DIRECTIVE: Gather all lines containing the string "dinamic" and copy them out.

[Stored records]
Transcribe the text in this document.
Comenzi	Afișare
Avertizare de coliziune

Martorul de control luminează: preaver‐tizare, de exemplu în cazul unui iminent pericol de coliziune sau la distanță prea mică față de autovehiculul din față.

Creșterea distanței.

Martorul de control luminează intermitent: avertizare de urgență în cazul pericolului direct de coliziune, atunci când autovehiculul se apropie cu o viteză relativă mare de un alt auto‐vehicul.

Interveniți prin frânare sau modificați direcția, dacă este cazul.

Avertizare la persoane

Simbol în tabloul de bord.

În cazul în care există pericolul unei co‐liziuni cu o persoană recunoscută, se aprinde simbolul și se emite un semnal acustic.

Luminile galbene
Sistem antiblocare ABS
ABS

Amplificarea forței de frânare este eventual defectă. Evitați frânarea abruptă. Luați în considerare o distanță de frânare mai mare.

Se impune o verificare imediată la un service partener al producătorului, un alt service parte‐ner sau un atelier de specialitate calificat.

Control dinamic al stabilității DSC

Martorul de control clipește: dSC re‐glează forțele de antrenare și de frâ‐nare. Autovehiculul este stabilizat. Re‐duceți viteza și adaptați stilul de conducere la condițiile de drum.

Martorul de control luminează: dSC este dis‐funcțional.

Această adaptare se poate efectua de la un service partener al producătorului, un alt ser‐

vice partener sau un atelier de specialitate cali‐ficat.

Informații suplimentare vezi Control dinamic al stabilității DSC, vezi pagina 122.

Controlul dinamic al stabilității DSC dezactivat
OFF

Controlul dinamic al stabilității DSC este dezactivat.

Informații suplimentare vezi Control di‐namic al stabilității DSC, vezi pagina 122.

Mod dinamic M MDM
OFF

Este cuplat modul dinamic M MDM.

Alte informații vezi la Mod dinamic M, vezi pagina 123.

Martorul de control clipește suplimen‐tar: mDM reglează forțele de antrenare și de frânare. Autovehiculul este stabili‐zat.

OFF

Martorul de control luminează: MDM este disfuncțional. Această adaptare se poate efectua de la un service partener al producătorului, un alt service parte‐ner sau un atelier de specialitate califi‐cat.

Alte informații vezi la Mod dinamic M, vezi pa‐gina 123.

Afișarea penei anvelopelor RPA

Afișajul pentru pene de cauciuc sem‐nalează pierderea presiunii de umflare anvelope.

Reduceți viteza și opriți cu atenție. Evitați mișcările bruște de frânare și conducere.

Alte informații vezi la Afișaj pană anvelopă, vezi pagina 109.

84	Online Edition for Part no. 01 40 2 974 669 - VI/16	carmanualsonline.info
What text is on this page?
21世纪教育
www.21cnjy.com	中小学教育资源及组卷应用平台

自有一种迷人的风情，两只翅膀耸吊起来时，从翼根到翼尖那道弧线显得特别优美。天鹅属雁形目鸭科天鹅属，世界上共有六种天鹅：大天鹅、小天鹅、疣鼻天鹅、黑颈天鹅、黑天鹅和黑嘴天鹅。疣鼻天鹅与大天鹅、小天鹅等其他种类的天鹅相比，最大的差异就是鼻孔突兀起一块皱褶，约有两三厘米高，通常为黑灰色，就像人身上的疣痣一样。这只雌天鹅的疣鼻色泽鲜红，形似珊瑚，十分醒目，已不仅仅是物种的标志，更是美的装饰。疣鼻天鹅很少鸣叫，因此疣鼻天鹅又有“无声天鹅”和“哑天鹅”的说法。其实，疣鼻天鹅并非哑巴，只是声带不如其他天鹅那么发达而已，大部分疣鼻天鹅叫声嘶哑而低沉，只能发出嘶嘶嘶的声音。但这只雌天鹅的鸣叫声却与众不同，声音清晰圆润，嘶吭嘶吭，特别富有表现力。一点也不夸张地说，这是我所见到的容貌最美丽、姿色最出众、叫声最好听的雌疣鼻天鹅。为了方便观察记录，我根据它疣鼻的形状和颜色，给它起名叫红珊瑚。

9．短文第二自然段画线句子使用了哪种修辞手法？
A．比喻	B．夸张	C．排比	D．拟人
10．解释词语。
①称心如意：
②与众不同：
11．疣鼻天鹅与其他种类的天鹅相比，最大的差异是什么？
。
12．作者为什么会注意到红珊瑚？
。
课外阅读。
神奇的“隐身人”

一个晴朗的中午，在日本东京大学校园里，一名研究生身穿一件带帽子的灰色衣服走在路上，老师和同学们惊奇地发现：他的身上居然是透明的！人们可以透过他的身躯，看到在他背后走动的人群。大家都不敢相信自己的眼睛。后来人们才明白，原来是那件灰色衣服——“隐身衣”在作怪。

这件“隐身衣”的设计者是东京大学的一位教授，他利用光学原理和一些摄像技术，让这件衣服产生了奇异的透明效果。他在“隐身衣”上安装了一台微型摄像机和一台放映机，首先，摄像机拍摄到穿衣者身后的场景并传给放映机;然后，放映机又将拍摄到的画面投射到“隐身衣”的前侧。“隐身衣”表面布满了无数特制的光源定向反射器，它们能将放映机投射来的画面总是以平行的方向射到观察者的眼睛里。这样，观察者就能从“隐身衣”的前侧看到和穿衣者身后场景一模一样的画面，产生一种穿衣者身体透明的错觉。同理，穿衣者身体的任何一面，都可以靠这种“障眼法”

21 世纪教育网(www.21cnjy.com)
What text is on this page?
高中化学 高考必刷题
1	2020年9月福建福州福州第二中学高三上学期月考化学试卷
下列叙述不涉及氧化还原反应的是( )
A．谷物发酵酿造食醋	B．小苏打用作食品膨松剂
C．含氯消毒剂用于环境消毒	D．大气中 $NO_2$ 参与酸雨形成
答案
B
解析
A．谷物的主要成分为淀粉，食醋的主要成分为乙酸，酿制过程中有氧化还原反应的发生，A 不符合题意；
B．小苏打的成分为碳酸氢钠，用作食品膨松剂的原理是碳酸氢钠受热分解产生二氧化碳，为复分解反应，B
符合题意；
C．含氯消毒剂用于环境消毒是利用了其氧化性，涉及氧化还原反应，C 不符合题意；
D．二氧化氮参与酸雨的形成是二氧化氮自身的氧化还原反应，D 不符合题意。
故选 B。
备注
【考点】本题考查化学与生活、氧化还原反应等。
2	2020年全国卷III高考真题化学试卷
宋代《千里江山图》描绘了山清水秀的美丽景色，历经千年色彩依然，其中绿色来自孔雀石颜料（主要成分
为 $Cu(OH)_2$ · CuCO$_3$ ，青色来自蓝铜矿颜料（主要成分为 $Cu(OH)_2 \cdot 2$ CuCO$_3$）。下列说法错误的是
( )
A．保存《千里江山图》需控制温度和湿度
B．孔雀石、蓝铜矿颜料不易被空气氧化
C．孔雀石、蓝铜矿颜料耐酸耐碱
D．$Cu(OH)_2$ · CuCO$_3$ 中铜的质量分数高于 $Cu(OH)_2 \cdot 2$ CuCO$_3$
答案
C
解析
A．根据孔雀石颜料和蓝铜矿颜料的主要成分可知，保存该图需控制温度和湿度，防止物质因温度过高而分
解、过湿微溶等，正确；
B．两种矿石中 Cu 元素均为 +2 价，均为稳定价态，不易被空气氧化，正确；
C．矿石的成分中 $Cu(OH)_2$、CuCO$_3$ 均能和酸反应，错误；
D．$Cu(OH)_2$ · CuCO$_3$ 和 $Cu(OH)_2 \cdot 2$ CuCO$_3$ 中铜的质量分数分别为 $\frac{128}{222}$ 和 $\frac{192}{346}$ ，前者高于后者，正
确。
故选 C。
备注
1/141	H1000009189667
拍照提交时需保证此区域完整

TASK ANSWER:
Control dinamic al stabilității DSC
Informații suplimentare vezi Control dinamic al stabilității DSC, vezi pagina 122.
Controlul dinamic al stabilității DSC dezactivat
Controlul dinamic al stabilității DSC este dezactivat.
Mod dinamic M MDM
Este cuplat modul dinamic M MDM.
Alte informații vezi la Mod dinamic M, vezi pagina 123.
Alte informații vezi la Mod dinamic M, vezi pa‐gina 123.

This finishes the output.